- TASK: List each line holding the string "JSON".

[Part of a data file]
________
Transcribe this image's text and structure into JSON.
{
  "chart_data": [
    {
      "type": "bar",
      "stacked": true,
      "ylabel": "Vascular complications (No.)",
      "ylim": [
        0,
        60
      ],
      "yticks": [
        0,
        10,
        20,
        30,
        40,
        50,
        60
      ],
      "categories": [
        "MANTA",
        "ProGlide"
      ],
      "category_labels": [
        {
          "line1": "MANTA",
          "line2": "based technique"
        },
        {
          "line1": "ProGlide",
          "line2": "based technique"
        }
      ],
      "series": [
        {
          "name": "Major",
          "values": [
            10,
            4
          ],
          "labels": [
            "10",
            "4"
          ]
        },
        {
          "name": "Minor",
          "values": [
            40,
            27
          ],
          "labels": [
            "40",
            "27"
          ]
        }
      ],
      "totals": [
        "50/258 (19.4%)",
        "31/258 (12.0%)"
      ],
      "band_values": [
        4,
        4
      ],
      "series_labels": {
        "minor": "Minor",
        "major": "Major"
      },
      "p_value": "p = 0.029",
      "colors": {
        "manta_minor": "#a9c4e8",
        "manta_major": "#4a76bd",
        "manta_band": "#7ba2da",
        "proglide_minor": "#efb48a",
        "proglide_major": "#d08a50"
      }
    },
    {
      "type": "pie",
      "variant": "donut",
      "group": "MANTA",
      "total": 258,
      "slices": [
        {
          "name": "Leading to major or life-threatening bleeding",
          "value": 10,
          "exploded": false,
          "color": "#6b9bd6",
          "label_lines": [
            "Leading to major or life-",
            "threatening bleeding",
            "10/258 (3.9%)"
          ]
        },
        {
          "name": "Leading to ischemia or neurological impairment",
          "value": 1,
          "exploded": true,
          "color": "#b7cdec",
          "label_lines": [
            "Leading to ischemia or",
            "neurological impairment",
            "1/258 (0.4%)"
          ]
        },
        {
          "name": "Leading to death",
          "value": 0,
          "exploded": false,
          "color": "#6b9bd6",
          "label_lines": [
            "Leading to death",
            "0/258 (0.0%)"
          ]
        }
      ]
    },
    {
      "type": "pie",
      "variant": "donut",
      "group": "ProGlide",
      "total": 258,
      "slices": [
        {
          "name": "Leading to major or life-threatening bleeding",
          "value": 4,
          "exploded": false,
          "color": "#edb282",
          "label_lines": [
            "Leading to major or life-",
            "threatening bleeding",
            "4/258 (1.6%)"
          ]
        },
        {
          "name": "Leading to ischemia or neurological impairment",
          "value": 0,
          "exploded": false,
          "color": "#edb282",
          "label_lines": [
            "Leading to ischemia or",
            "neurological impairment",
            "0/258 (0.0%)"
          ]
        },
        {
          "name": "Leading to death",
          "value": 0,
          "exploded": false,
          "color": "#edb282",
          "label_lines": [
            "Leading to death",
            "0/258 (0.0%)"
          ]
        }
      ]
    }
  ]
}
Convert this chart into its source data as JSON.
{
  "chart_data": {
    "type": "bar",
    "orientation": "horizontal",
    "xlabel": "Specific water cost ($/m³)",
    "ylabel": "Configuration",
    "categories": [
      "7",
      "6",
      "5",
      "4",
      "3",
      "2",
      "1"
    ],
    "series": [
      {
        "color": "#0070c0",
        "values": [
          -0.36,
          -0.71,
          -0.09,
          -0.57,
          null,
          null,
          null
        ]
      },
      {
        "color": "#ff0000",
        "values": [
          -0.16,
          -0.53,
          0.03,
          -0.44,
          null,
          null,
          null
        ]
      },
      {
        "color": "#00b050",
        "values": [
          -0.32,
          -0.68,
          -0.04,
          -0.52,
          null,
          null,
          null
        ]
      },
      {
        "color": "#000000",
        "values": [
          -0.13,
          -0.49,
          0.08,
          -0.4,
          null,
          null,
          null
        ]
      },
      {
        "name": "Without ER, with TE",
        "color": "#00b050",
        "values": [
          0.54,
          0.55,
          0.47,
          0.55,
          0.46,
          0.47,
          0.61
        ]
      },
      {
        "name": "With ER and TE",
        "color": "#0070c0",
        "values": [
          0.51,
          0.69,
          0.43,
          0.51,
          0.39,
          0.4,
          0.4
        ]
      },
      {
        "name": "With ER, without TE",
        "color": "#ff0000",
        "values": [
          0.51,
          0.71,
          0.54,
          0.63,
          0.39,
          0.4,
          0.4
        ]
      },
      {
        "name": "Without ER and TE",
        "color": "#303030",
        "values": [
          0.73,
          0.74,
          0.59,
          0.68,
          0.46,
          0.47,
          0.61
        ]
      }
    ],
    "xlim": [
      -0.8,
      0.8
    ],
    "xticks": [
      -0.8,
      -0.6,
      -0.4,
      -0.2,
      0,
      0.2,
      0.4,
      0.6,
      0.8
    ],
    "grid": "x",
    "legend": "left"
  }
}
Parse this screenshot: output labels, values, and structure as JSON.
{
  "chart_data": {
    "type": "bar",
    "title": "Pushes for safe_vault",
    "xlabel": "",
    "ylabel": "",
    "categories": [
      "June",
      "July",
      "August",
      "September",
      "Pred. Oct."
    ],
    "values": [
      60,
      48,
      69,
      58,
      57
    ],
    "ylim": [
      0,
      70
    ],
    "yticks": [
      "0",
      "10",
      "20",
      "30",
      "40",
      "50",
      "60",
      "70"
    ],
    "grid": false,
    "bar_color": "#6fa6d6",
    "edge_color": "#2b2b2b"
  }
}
________
- EXERCISE OUTPUT:
Transcribe this image's text and structure into JSON.
Convert this chart into its source data as JSON.
Parse this screenshot: output labels, values, and structure as JSON.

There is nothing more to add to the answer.